Work to complete
Your task is to transcribe the records exactly, skipping every image.
_ _ _ _
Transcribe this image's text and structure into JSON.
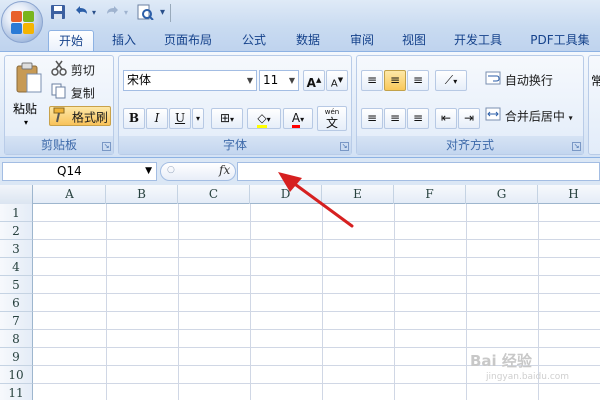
{
  "quick_access": {
    "save_icon": "save-icon",
    "undo_icon": "undo-icon",
    "redo_icon": "redo-icon",
    "preview_icon": "print-preview-icon",
    "customize": "▾"
  },
  "tabs": [
    "开始",
    "插入",
    "页面布局",
    "公式",
    "数据",
    "审阅",
    "视图",
    "开发工具",
    "PDF工具集"
  ],
  "clipboard": {
    "paste": "粘贴",
    "cut": "剪切",
    "copy": "复制",
    "format_painter": "格式刷",
    "label": "剪贴板"
  },
  "font": {
    "family": "宋体",
    "size": "11",
    "grow": "A",
    "shrink": "A",
    "bold": "B",
    "italic": "I",
    "underline": "U",
    "wen": "wén",
    "wen_char": "文",
    "label": "字体"
  },
  "alignment": {
    "wrap": "自动换行",
    "merge": "合并后居中",
    "label": "对齐方式",
    "more": "常"
  },
  "formula": {
    "name_box": "Q14",
    "fx": "fx",
    "value": ""
  },
  "columns": [
    "A",
    "B",
    "C",
    "D",
    "E",
    "F",
    "G",
    "H"
  ],
  "rows": [
    "1",
    "2",
    "3",
    "4",
    "5",
    "6",
    "7",
    "8",
    "9",
    "10",
    "11"
  ],
  "watermark": {
    "main": "Bai 经验",
    "sub": "jingyan.baidu.com"
  },
  "colors": {
    "ribbon_accent": "#15428b",
    "fill_color": "#ffff00",
    "font_color": "#ff0000",
    "arrow": "#d62020"
  }
}
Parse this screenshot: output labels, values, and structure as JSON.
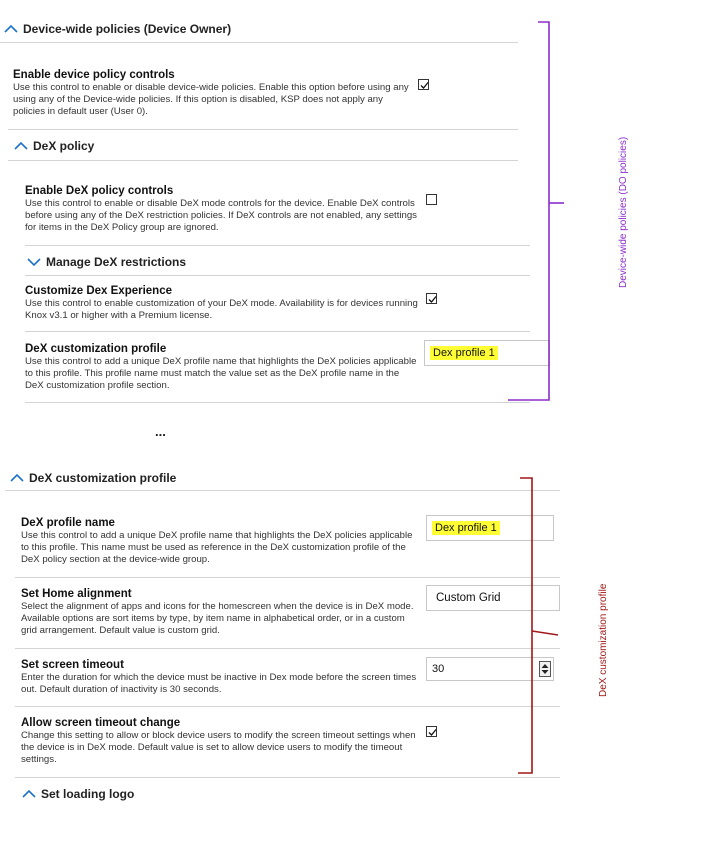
{
  "device_wide": {
    "header": "Device-wide policies (Device Owner)",
    "enable_policy": {
      "title": "Enable device policy controls",
      "desc": "Use this control to enable or disable device-wide policies. Enable this option before using any using any of the Device-wide policies. If this option is disabled, KSP does not apply any policies in default user (User 0).",
      "checked": true
    },
    "dex_policy": {
      "header": "DeX policy",
      "enable_dex": {
        "title": "Enable DeX policy controls",
        "desc": "Use this control to enable or disable DeX mode controls for the device. Enable DeX controls before using any of the DeX restriction policies. If DeX controls are not enabled, any settings for items in the DeX Policy group are ignored.",
        "checked": false
      },
      "manage_restrictions": "Manage DeX restrictions",
      "customize": {
        "title": "Customize Dex Experience",
        "desc": "Use this control to enable customization of your DeX mode. Availability is for devices running Knox v3.1 or higher with a Premium license.",
        "checked": true
      },
      "customization_profile": {
        "title": "DeX customization profile",
        "desc": "Use this control to add a unique DeX profile name that highlights the DeX policies applicable to this profile. This profile name must match the value set as the DeX profile name in the DeX customization profile section.",
        "value": "Dex profile 1"
      }
    }
  },
  "ellipsis": "...",
  "dex_profile": {
    "header": "DeX customization profile",
    "profile_name": {
      "title": "DeX profile name",
      "desc": "Use this control to add a unique DeX profile name that highlights the DeX policies applicable to this profile. This name must be used as reference in the DeX customization profile of the DeX policy section at the device-wide group.",
      "value": "Dex profile 1"
    },
    "home_alignment": {
      "title": "Set Home alignment",
      "desc": "Select the alignment of apps and icons for the homescreen when the device is in DeX mode. Available options are sort items by type, by item name in alphabetical order, or in a custom grid arrangement. Default value is custom grid.",
      "value": "Custom Grid"
    },
    "screen_timeout": {
      "title": "Set screen timeout",
      "desc": "Enter the duration for which the device must be inactive in Dex mode before the screen times out. Default duration of inactivity is 30 seconds.",
      "value": "30"
    },
    "allow_timeout_change": {
      "title": "Allow screen timeout change",
      "desc": "Change this setting to allow or block device users to modify the screen timeout settings when the device is in DeX mode. Default value is set to allow device users to modify the timeout settings.",
      "checked": true
    },
    "loading_logo": "Set loading logo"
  },
  "annotations": {
    "top_label": "Device-wide policies (DO policies)",
    "bottom_label": "DeX customization profile",
    "top_color": "#8b2fc9",
    "bottom_color": "#a01818"
  }
}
_ _ _ _
Response to this task
Transcribe this image's text and structure into JSON.
{
  "quick_access": {
    "save_icon": "save-icon",
    "undo_icon": "undo-icon",
    "redo_icon": "redo-icon",
    "preview_icon": "print-preview-icon",
    "customize": "▾"
  },
  "tabs": [
    "开始",
    "插入",
    "页面布局",
    "公式",
    "数据",
    "审阅",
    "视图",
    "开发工具",
    "PDF工具集"
  ],
  "clipboard": {
    "paste": "粘贴",
    "cut": "剪切",
    "copy": "复制",
    "format_painter": "格式刷",
    "label": "剪贴板"
  },
  "font": {
    "family": "宋体",
    "size": "11",
    "grow": "A",
    "shrink": "A",
    "bold": "B",
    "italic": "I",
    "underline": "U",
    "wen": "wén",
    "wen_char": "文",
    "label": "字体"
  },
  "alignment": {
    "wrap": "自动换行",
    "merge": "合并后居中",
    "label": "对齐方式",
    "more": "常"
  },
  "formula": {
    "name_box": "Q14",
    "fx": "fx",
    "value": ""
  },
  "columns": [
    "A",
    "B",
    "C",
    "D",
    "E",
    "F",
    "G",
    "H"
  ],
  "rows": [
    "1",
    "2",
    "3",
    "4",
    "5",
    "6",
    "7",
    "8",
    "9",
    "10",
    "11"
  ],
  "watermark": {
    "main": "Bai 经验",
    "sub": "jingyan.baidu.com"
  },
  "colors": {
    "ribbon_accent": "#15428b",
    "fill_color": "#ffff00",
    "font_color": "#ff0000",
    "arrow": "#d62020"
  }
}
Parse this screenshot: output labels, values, and structure as JSON.
{
  "device_wide": {
    "header": "Device-wide policies (Device Owner)",
    "enable_policy": {
      "title": "Enable device policy controls",
      "desc": "Use this control to enable or disable device-wide policies. Enable this option before using any using any of the Device-wide policies. If this option is disabled, KSP does not apply any policies in default user (User 0).",
      "checked": true
    },
    "dex_policy": {
      "header": "DeX policy",
      "enable_dex": {
        "title": "Enable DeX policy controls",
        "desc": "Use this control to enable or disable DeX mode controls for the device. Enable DeX controls before using any of the DeX restriction policies. If DeX controls are not enabled, any settings for items in the DeX Policy group are ignored.",
        "checked": false
      },
      "manage_restrictions": "Manage DeX restrictions",
      "customize": {
        "title": "Customize Dex Experience",
        "desc": "Use this control to enable customization of your DeX mode. Availability is for devices running Knox v3.1 or higher with a Premium license.",
        "checked": true
      },
      "customization_profile": {
        "title": "DeX customization profile",
        "desc": "Use this control to add a unique DeX profile name that highlights the DeX policies applicable to this profile. This profile name must match the value set as the DeX profile name in the DeX customization profile section.",
        "value": "Dex profile 1"
      }
    }
  },
  "ellipsis": "...",
  "dex_profile": {
    "header": "DeX customization profile",
    "profile_name": {
      "title": "DeX profile name",
      "desc": "Use this control to add a unique DeX profile name that highlights the DeX policies applicable to this profile. This name must be used as reference in the DeX customization profile of the DeX policy section at the device-wide group.",
      "value": "Dex profile 1"
    },
    "home_alignment": {
      "title": "Set Home alignment",
      "desc": "Select the alignment of apps and icons for the homescreen when the device is in DeX mode. Available options are sort items by type, by item name in alphabetical order, or in a custom grid arrangement. Default value is custom grid.",
      "value": "Custom Grid"
    },
    "screen_timeout": {
      "title": "Set screen timeout",
      "desc": "Enter the duration for which the device must be inactive in Dex mode before the screen times out. Default duration of inactivity is 30 seconds.",
      "value": "30"
    },
    "allow_timeout_change": {
      "title": "Allow screen timeout change",
      "desc": "Change this setting to allow or block device users to modify the screen timeout settings when the device is in DeX mode. Default value is set to allow device users to modify the timeout settings.",
      "checked": true
    },
    "loading_logo": "Set loading logo"
  },
  "annotations": {
    "top_label": "Device-wide policies (DO policies)",
    "bottom_label": "DeX customization profile",
    "top_color": "#8b2fc9",
    "bottom_color": "#a01818"
  }
}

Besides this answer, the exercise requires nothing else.